> What needs to be done: In the entries below, find the lines that contain the word "title" and copy them.
* BEGIN *
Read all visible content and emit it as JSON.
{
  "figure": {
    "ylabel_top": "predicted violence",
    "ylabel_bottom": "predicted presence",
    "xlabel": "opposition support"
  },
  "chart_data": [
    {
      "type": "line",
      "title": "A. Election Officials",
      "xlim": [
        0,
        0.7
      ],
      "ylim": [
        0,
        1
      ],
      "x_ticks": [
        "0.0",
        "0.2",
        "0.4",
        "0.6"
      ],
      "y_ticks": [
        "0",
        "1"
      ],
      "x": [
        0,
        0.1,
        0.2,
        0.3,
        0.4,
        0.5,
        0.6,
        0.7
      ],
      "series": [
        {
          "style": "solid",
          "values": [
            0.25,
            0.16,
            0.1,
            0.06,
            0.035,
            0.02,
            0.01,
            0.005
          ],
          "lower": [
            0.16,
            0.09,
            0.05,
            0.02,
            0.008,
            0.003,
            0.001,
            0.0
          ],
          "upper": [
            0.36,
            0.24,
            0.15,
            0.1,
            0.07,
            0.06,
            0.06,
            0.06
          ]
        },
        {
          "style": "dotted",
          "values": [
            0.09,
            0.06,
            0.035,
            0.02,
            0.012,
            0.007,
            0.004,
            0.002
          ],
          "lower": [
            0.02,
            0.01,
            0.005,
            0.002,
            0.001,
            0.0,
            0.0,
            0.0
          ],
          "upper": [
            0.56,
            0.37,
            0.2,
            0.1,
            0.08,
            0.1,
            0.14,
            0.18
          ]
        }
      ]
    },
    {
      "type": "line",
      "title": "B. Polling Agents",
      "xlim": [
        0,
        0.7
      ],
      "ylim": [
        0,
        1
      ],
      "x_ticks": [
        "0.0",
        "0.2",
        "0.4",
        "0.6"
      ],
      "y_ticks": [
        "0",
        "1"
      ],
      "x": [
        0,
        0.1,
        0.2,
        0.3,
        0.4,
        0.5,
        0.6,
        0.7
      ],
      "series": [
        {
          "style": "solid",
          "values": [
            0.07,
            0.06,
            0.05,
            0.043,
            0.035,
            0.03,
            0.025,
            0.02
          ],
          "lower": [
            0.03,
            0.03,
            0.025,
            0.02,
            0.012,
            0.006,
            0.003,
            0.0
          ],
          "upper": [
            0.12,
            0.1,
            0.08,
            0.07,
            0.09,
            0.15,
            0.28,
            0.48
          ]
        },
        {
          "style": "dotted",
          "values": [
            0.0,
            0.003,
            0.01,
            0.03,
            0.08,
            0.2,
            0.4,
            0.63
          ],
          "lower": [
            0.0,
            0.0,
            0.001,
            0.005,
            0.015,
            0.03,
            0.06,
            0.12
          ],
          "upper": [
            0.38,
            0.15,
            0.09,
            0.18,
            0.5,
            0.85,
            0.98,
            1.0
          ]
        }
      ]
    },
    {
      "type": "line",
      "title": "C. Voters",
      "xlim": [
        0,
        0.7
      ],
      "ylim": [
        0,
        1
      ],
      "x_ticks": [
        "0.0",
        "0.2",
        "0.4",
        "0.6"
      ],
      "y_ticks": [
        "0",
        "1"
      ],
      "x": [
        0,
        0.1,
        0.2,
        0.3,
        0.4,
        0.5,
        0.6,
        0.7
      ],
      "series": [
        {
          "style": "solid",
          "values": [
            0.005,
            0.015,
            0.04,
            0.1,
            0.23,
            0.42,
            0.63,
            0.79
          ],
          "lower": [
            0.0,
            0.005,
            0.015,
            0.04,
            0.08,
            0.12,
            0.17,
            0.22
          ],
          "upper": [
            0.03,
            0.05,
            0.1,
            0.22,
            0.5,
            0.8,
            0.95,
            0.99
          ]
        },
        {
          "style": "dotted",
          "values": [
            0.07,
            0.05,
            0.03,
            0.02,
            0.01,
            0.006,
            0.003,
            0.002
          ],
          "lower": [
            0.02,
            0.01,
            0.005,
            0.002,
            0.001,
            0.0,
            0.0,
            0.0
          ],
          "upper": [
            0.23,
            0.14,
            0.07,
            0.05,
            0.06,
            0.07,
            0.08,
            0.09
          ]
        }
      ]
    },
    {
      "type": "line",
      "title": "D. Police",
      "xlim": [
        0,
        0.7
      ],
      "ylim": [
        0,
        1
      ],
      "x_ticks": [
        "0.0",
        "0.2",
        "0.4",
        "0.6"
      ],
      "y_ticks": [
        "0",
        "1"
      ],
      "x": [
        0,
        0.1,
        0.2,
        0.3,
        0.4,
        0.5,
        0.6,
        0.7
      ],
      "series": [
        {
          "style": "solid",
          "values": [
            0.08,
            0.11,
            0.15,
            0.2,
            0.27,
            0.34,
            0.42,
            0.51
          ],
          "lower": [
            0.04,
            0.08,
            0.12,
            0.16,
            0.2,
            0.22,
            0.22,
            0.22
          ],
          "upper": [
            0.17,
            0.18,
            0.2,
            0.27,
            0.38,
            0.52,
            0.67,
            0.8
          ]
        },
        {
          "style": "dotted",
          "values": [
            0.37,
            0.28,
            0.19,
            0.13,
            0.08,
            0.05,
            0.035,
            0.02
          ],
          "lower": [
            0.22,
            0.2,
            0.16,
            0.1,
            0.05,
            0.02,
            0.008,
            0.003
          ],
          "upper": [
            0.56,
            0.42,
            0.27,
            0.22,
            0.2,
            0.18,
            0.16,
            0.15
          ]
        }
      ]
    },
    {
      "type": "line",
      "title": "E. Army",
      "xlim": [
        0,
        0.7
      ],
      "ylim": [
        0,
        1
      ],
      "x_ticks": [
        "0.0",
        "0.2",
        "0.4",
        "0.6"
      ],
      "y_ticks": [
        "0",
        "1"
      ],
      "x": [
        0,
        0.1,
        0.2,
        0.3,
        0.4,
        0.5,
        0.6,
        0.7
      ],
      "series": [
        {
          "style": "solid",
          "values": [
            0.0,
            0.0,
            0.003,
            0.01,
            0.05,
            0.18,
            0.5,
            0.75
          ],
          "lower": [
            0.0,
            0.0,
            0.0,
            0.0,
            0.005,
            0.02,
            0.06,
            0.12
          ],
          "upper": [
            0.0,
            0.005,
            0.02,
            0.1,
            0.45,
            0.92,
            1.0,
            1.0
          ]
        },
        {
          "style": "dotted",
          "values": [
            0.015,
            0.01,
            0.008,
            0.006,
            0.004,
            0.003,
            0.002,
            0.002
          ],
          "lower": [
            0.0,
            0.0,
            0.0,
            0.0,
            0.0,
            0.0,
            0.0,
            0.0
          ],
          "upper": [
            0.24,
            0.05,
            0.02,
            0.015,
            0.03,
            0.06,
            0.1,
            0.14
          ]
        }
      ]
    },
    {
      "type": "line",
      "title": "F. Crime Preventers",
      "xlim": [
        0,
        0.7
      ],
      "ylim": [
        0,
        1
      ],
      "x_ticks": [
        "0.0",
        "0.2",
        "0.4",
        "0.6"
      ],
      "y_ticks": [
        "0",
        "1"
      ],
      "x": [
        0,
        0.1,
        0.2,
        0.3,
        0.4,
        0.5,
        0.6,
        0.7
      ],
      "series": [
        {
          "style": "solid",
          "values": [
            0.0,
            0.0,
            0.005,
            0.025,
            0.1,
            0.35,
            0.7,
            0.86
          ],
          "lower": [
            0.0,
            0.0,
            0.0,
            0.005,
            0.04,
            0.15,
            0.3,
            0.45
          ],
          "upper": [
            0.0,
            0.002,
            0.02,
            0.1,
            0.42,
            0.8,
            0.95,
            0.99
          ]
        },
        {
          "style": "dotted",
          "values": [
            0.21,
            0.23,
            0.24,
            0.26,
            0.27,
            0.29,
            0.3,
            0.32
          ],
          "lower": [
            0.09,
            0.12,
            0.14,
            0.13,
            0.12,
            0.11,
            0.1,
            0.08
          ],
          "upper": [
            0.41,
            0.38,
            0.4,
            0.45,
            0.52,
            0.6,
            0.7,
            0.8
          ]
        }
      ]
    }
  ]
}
* END *
> Task output:
      "title": "A. Election Officials",
      "title": "B. Polling Agents",
      "title": "C. Voters",
      "title": "D. Police",
      "title": "E. Army",
      "title": "F. Crime Preventers",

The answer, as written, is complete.